*Provided records*:
* * * * *
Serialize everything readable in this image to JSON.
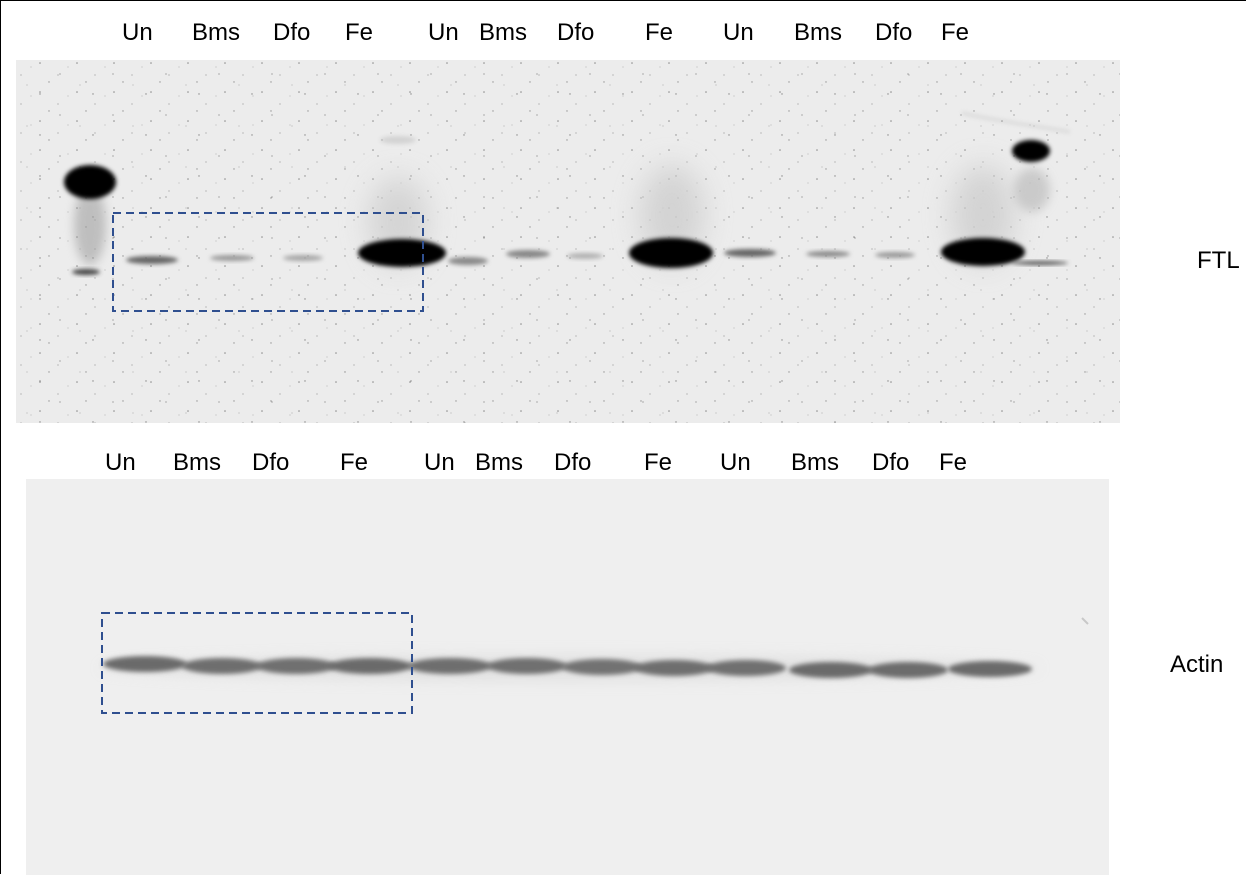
{
  "top_panel": {
    "lane_labels": [
      "Un",
      "Bms",
      "Dfo",
      "Fe",
      "Un",
      "Bms",
      "Dfo",
      "Fe",
      "Un",
      "Bms",
      "Dfo",
      "Fe"
    ],
    "protein_label": "FTL"
  },
  "bottom_panel": {
    "lane_labels": [
      "Un",
      "Bms",
      "Dfo",
      "Fe",
      "Un",
      "Bms",
      "Dfo",
      "Fe",
      "Un",
      "Bms",
      "Dfo",
      "Fe"
    ],
    "protein_label": "Actin"
  },
  "colors": {
    "blot_background_top": "#ececec",
    "blot_background_bottom": "#efefef",
    "band_dark": "#000000",
    "box_dash": "#2f4f8f"
  }
}
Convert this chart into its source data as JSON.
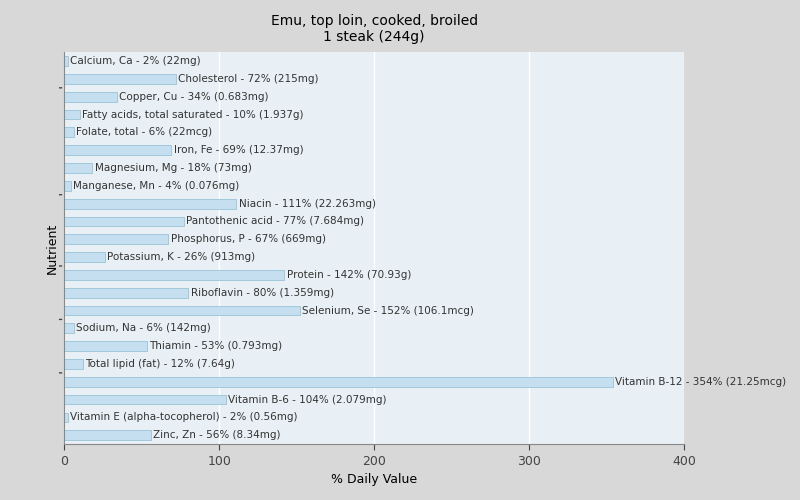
{
  "title": "Emu, top loin, cooked, broiled\n1 steak (244g)",
  "xlabel": "% Daily Value",
  "ylabel": "Nutrient",
  "xlim": [
    0,
    400
  ],
  "xticks": [
    0,
    100,
    200,
    300,
    400
  ],
  "background_color": "#d8d8d8",
  "plot_background": "#e8f0f5",
  "bar_color": "#c5dff0",
  "bar_edge_color": "#7ab0cc",
  "nutrients": [
    {
      "label": "Calcium, Ca - 2% (22mg)",
      "value": 2
    },
    {
      "label": "Cholesterol - 72% (215mg)",
      "value": 72
    },
    {
      "label": "Copper, Cu - 34% (0.683mg)",
      "value": 34
    },
    {
      "label": "Fatty acids, total saturated - 10% (1.937g)",
      "value": 10
    },
    {
      "label": "Folate, total - 6% (22mcg)",
      "value": 6
    },
    {
      "label": "Iron, Fe - 69% (12.37mg)",
      "value": 69
    },
    {
      "label": "Magnesium, Mg - 18% (73mg)",
      "value": 18
    },
    {
      "label": "Manganese, Mn - 4% (0.076mg)",
      "value": 4
    },
    {
      "label": "Niacin - 111% (22.263mg)",
      "value": 111
    },
    {
      "label": "Pantothenic acid - 77% (7.684mg)",
      "value": 77
    },
    {
      "label": "Phosphorus, P - 67% (669mg)",
      "value": 67
    },
    {
      "label": "Potassium, K - 26% (913mg)",
      "value": 26
    },
    {
      "label": "Protein - 142% (70.93g)",
      "value": 142
    },
    {
      "label": "Riboflavin - 80% (1.359mg)",
      "value": 80
    },
    {
      "label": "Selenium, Se - 152% (106.1mcg)",
      "value": 152
    },
    {
      "label": "Sodium, Na - 6% (142mg)",
      "value": 6
    },
    {
      "label": "Thiamin - 53% (0.793mg)",
      "value": 53
    },
    {
      "label": "Total lipid (fat) - 12% (7.64g)",
      "value": 12
    },
    {
      "label": "Vitamin B-12 - 354% (21.25mcg)",
      "value": 354
    },
    {
      "label": "Vitamin B-6 - 104% (2.079mg)",
      "value": 104
    },
    {
      "label": "Vitamin E (alpha-tocopherol) - 2% (0.56mg)",
      "value": 2
    },
    {
      "label": "Zinc, Zn - 56% (8.34mg)",
      "value": 56
    }
  ],
  "group_tick_after": [
    1,
    7,
    11,
    14,
    17
  ],
  "title_fontsize": 10,
  "axis_label_fontsize": 9,
  "tick_fontsize": 9,
  "bar_label_fontsize": 7.5,
  "grid_color": "#ffffff",
  "tick_color": "#444444",
  "label_color": "#333333"
}
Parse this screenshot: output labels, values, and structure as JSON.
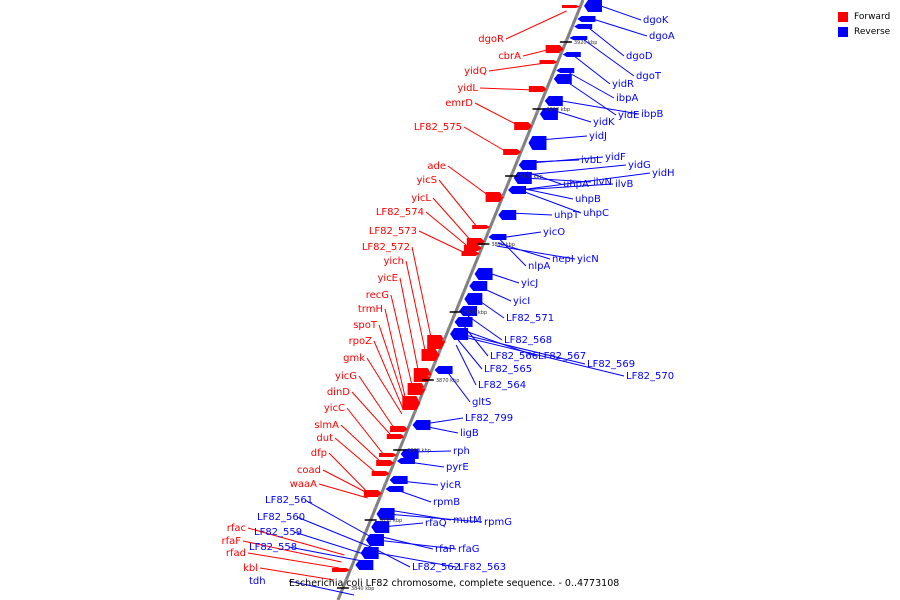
{
  "colors": {
    "forward": "#ff0000",
    "reverse": "#0000ff",
    "axis": "#808080",
    "tick": "#000000"
  },
  "legend": [
    {
      "label": "Forward",
      "color": "#ff0000"
    },
    {
      "label": "Reverse",
      "color": "#0000ff"
    }
  ],
  "caption": "Escherichia coli LF82 chromosome, complete sequence. - 0..4773108",
  "scale_labels": [
    "3920 kbp",
    "3910 kbp",
    "3900 kbp",
    "3890 kbp",
    "3880 kbp",
    "3870 kbp",
    "3860 kbp",
    "3850 kbp",
    "3840 kbp"
  ],
  "forward_genes": [
    "dgoR",
    "cbrA",
    "yidQ",
    "yidL",
    "emrD",
    "LF82_575",
    "ade",
    "yicS",
    "yicL",
    "LF82_574",
    "LF82_573",
    "LF82_572",
    "yich",
    "yicE",
    "recG",
    "trmH",
    "spoT",
    "rpoZ",
    "gmk",
    "yicG",
    "dinD",
    "yicC",
    "slmA",
    "dut",
    "dfp",
    "coad",
    "waaA",
    "rfac",
    "rfaF",
    "rfad",
    "kbl"
  ],
  "reverse_genes": [
    "dgoK",
    "dgoA",
    "dgoD",
    "dgoT",
    "yidR",
    "ibpA",
    "yidE",
    "ibpB",
    "yidK",
    "yidJ",
    "yidF",
    "yidG",
    "yidH",
    "ivbL",
    "ilvN",
    "ilvB",
    "uhpA",
    "uhpB",
    "uhpC",
    "uhpT",
    "yicO",
    "nepI",
    "yicN",
    "nlpA",
    "yicJ",
    "yicI",
    "LF82_571",
    "LF82_568",
    "LF82_566",
    "LF82_567",
    "LF82_569",
    "LF82_570",
    "LF82_565",
    "LF82_564",
    "gltS",
    "LF82_799",
    "ligB",
    "rph",
    "pyrE",
    "yicR",
    "rpmB",
    "mutM",
    "rpmG",
    "rfaQ",
    "rfaP",
    "rfaG",
    "LF82_562",
    "LF82_563",
    "LF82_561",
    "LF82_560",
    "LF82_559",
    "LF82_558",
    "tdh"
  ]
}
* * * * *
*What you should do*: Repeat the material above word for word but skip the images.

*Exercise result*:
Serialize everything readable in this image to JSON.
{
  "top_panel": {
    "lane_labels": [
      "Un",
      "Bms",
      "Dfo",
      "Fe",
      "Un",
      "Bms",
      "Dfo",
      "Fe",
      "Un",
      "Bms",
      "Dfo",
      "Fe"
    ],
    "protein_label": "FTL"
  },
  "bottom_panel": {
    "lane_labels": [
      "Un",
      "Bms",
      "Dfo",
      "Fe",
      "Un",
      "Bms",
      "Dfo",
      "Fe",
      "Un",
      "Bms",
      "Dfo",
      "Fe"
    ],
    "protein_label": "Actin"
  },
  "colors": {
    "blot_background_top": "#ececec",
    "blot_background_bottom": "#efefef",
    "band_dark": "#000000",
    "box_dash": "#2f4f8f"
  }
}
Convert this chart into its source data as JSON.
{
  "title": "Emu, top loin, cooked, broiled\n1 steak (244g)",
  "xlabel": "% Daily Value",
  "ylabel": "Nutrient",
  "xlim": [
    0,
    400
  ],
  "xticks": [
    0,
    100,
    200,
    300,
    400
  ],
  "background_color": "#d8d8d8",
  "plot_background": "#e8f0f5",
  "bar_color": "#c5dff0",
  "bar_edge_color": "#7ab0cc",
  "nutrients": [
    {
      "label": "Calcium, Ca - 2% (22mg)",
      "value": 2
    },
    {
      "label": "Cholesterol - 72% (215mg)",
      "value": 72
    },
    {
      "label": "Copper, Cu - 34% (0.683mg)",
      "value": 34
    },
    {
      "label": "Fatty acids, total saturated - 10% (1.937g)",
      "value": 10
    },
    {
      "label": "Folate, total - 6% (22mcg)",
      "value": 6
    },
    {
      "label": "Iron, Fe - 69% (12.37mg)",
      "value": 69
    },
    {
      "label": "Magnesium, Mg - 18% (73mg)",
      "value": 18
    },
    {
      "label": "Manganese, Mn - 4% (0.076mg)",
      "value": 4
    },
    {
      "label": "Niacin - 111% (22.263mg)",
      "value": 111
    },
    {
      "label": "Pantothenic acid - 77% (7.684mg)",
      "value": 77
    },
    {
      "label": "Phosphorus, P - 67% (669mg)",
      "value": 67
    },
    {
      "label": "Potassium, K - 26% (913mg)",
      "value": 26
    },
    {
      "label": "Protein - 142% (70.93g)",
      "value": 142
    },
    {
      "label": "Riboflavin - 80% (1.359mg)",
      "value": 80
    },
    {
      "label": "Selenium, Se - 152% (106.1mcg)",
      "value": 152
    },
    {
      "label": "Sodium, Na - 6% (142mg)",
      "value": 6
    },
    {
      "label": "Thiamin - 53% (0.793mg)",
      "value": 53
    },
    {
      "label": "Total lipid (fat) - 12% (7.64g)",
      "value": 12
    },
    {
      "label": "Vitamin B-12 - 354% (21.25mcg)",
      "value": 354
    },
    {
      "label": "Vitamin B-6 - 104% (2.079mg)",
      "value": 104
    },
    {
      "label": "Vitamin E (alpha-tocopherol) - 2% (0.56mg)",
      "value": 2
    },
    {
      "label": "Zinc, Zn - 56% (8.34mg)",
      "value": 56
    }
  ],
  "group_tick_after": [
    1,
    7,
    11,
    14,
    17
  ],
  "title_fontsize": 10,
  "axis_label_fontsize": 9,
  "tick_fontsize": 9,
  "bar_label_fontsize": 7.5,
  "grid_color": "#ffffff",
  "tick_color": "#444444",
  "label_color": "#333333"
}
Parse this screenshot: output labels, values, and structure as JSON.
{
  "colors": {
    "forward": "#ff0000",
    "reverse": "#0000ff",
    "axis": "#808080",
    "tick": "#000000"
  },
  "legend": [
    {
      "label": "Forward",
      "color": "#ff0000"
    },
    {
      "label": "Reverse",
      "color": "#0000ff"
    }
  ],
  "caption": "Escherichia coli LF82 chromosome, complete sequence. - 0..4773108",
  "scale_labels": [
    "3920 kbp",
    "3910 kbp",
    "3900 kbp",
    "3890 kbp",
    "3880 kbp",
    "3870 kbp",
    "3860 kbp",
    "3850 kbp",
    "3840 kbp"
  ],
  "forward_genes": [
    "dgoR",
    "cbrA",
    "yidQ",
    "yidL",
    "emrD",
    "LF82_575",
    "ade",
    "yicS",
    "yicL",
    "LF82_574",
    "LF82_573",
    "LF82_572",
    "yich",
    "yicE",
    "recG",
    "trmH",
    "spoT",
    "rpoZ",
    "gmk",
    "yicG",
    "dinD",
    "yicC",
    "slmA",
    "dut",
    "dfp",
    "coad",
    "waaA",
    "rfac",
    "rfaF",
    "rfad",
    "kbl"
  ],
  "reverse_genes": [
    "dgoK",
    "dgoA",
    "dgoD",
    "dgoT",
    "yidR",
    "ibpA",
    "yidE",
    "ibpB",
    "yidK",
    "yidJ",
    "yidF",
    "yidG",
    "yidH",
    "ivbL",
    "ilvN",
    "ilvB",
    "uhpA",
    "uhpB",
    "uhpC",
    "uhpT",
    "yicO",
    "nepI",
    "yicN",
    "nlpA",
    "yicJ",
    "yicI",
    "LF82_571",
    "LF82_568",
    "LF82_566",
    "LF82_567",
    "LF82_569",
    "LF82_570",
    "LF82_565",
    "LF82_564",
    "gltS",
    "LF82_799",
    "ligB",
    "rph",
    "pyrE",
    "yicR",
    "rpmB",
    "mutM",
    "rpmG",
    "rfaQ",
    "rfaP",
    "rfaG",
    "LF82_562",
    "LF82_563",
    "LF82_561",
    "LF82_560",
    "LF82_559",
    "LF82_558",
    "tdh"
  ]
}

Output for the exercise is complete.